**Task to carry out:** Can you quote the records below in full, word for word?

**Data listing:**
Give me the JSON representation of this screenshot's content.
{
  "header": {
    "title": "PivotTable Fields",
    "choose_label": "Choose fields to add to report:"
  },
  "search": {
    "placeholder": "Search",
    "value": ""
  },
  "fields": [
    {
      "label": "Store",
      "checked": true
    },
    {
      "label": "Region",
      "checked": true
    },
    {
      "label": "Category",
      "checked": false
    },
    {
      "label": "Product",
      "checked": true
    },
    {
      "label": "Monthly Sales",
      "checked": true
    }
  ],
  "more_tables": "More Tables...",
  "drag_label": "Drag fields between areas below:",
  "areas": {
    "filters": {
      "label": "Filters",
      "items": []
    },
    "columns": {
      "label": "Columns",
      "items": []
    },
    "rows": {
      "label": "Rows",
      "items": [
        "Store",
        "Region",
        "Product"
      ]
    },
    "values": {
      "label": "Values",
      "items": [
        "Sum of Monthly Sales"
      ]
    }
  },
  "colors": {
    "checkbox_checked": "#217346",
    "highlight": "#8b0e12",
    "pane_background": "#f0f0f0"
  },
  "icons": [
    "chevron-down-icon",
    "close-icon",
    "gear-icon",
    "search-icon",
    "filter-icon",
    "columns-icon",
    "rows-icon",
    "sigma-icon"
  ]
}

**Answer to the exercise:**
Give me the JSON representation of this screenshot's content.
{
  "header": {
    "title": "PivotTable Fields",
    "choose_label": "Choose fields to add to report:"
  },
  "search": {
    "placeholder": "Search",
    "value": ""
  },
  "fields": [
    {
      "label": "Store",
      "checked": true
    },
    {
      "label": "Region",
      "checked": true
    },
    {
      "label": "Category",
      "checked": false
    },
    {
      "label": "Product",
      "checked": true
    },
    {
      "label": "Monthly Sales",
      "checked": true
    }
  ],
  "more_tables": "More Tables...",
  "drag_label": "Drag fields between areas below:",
  "areas": {
    "filters": {
      "label": "Filters",
      "items": []
    },
    "columns": {
      "label": "Columns",
      "items": []
    },
    "rows": {
      "label": "Rows",
      "items": [
        "Store",
        "Region",
        "Product"
      ]
    },
    "values": {
      "label": "Values",
      "items": [
        "Sum of Monthly Sales"
      ]
    }
  },
  "colors": {
    "checkbox_checked": "#217346",
    "highlight": "#8b0e12",
    "pane_background": "#f0f0f0"
  },
  "icons": [
    "chevron-down-icon",
    "close-icon",
    "gear-icon",
    "search-icon",
    "filter-icon",
    "columns-icon",
    "rows-icon",
    "sigma-icon"
  ]
}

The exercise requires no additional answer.